Figure content listings:
----------

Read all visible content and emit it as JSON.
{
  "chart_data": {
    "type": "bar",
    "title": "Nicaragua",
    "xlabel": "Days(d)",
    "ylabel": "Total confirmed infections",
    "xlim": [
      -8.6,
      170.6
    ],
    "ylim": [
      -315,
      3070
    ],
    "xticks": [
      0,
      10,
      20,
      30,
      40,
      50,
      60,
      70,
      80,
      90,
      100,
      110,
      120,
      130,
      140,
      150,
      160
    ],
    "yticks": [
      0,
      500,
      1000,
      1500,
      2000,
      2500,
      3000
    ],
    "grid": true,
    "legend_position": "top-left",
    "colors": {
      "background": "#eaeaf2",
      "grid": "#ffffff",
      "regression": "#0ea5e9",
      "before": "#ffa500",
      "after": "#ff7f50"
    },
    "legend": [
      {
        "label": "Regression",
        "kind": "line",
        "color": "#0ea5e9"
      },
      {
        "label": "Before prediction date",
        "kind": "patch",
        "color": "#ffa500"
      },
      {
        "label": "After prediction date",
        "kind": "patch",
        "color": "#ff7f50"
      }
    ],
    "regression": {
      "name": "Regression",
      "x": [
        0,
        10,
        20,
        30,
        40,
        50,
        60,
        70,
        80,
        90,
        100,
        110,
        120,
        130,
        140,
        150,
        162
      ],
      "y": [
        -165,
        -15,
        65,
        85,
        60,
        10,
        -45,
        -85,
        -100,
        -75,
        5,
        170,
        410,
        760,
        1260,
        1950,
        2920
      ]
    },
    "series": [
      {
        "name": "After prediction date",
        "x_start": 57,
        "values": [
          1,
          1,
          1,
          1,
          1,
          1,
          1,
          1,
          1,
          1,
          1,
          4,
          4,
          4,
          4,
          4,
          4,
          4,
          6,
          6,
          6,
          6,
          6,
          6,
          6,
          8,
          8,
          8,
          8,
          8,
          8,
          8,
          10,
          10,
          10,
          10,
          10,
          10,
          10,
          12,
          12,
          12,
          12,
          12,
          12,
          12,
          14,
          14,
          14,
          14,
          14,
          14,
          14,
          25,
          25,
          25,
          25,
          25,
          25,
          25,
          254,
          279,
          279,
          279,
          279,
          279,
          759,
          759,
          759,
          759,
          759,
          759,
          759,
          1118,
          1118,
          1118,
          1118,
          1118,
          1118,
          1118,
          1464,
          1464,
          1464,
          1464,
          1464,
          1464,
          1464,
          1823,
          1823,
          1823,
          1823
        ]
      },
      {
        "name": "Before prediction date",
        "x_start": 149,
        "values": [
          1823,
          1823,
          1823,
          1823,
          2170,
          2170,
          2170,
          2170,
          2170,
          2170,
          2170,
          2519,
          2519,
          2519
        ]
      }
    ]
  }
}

----------

## PROBLEM DESCRIPTION
Copy out all the entries shown above, character for character.

## WRITTEN REPLY
Read all visible content and emit it as JSON.
{
  "chart_data": {
    "type": "bar",
    "title": "Nicaragua",
    "xlabel": "Days(d)",
    "ylabel": "Total confirmed infections",
    "xlim": [
      -8.6,
      170.6
    ],
    "ylim": [
      -315,
      3070
    ],
    "xticks": [
      0,
      10,
      20,
      30,
      40,
      50,
      60,
      70,
      80,
      90,
      100,
      110,
      120,
      130,
      140,
      150,
      160
    ],
    "yticks": [
      0,
      500,
      1000,
      1500,
      2000,
      2500,
      3000
    ],
    "grid": true,
    "legend_position": "top-left",
    "colors": {
      "background": "#eaeaf2",
      "grid": "#ffffff",
      "regression": "#0ea5e9",
      "before": "#ffa500",
      "after": "#ff7f50"
    },
    "legend": [
      {
        "label": "Regression",
        "kind": "line",
        "color": "#0ea5e9"
      },
      {
        "label": "Before prediction date",
        "kind": "patch",
        "color": "#ffa500"
      },
      {
        "label": "After prediction date",
        "kind": "patch",
        "color": "#ff7f50"
      }
    ],
    "regression": {
      "name": "Regression",
      "x": [
        0,
        10,
        20,
        30,
        40,
        50,
        60,
        70,
        80,
        90,
        100,
        110,
        120,
        130,
        140,
        150,
        162
      ],
      "y": [
        -165,
        -15,
        65,
        85,
        60,
        10,
        -45,
        -85,
        -100,
        -75,
        5,
        170,
        410,
        760,
        1260,
        1950,
        2920
      ]
    },
    "series": [
      {
        "name": "After prediction date",
        "x_start": 57,
        "values": [
          1,
          1,
          1,
          1,
          1,
          1,
          1,
          1,
          1,
          1,
          1,
          4,
          4,
          4,
          4,
          4,
          4,
          4,
          6,
          6,
          6,
          6,
          6,
          6,
          6,
          8,
          8,
          8,
          8,
          8,
          8,
          8,
          10,
          10,
          10,
          10,
          10,
          10,
          10,
          12,
          12,
          12,
          12,
          12,
          12,
          12,
          14,
          14,
          14,
          14,
          14,
          14,
          14,
          25,
          25,
          25,
          25,
          25,
          25,
          25,
          254,
          279,
          279,
          279,
          279,
          279,
          759,
          759,
          759,
          759,
          759,
          759,
          759,
          1118,
          1118,
          1118,
          1118,
          1118,
          1118,
          1118,
          1464,
          1464,
          1464,
          1464,
          1464,
          1464,
          1464,
          1823,
          1823,
          1823,
          1823
        ]
      },
      {
        "name": "Before prediction date",
        "x_start": 149,
        "values": [
          1823,
          1823,
          1823,
          1823,
          2170,
          2170,
          2170,
          2170,
          2170,
          2170,
          2170,
          2519,
          2519,
          2519
        ]
      }
    ]
  }
}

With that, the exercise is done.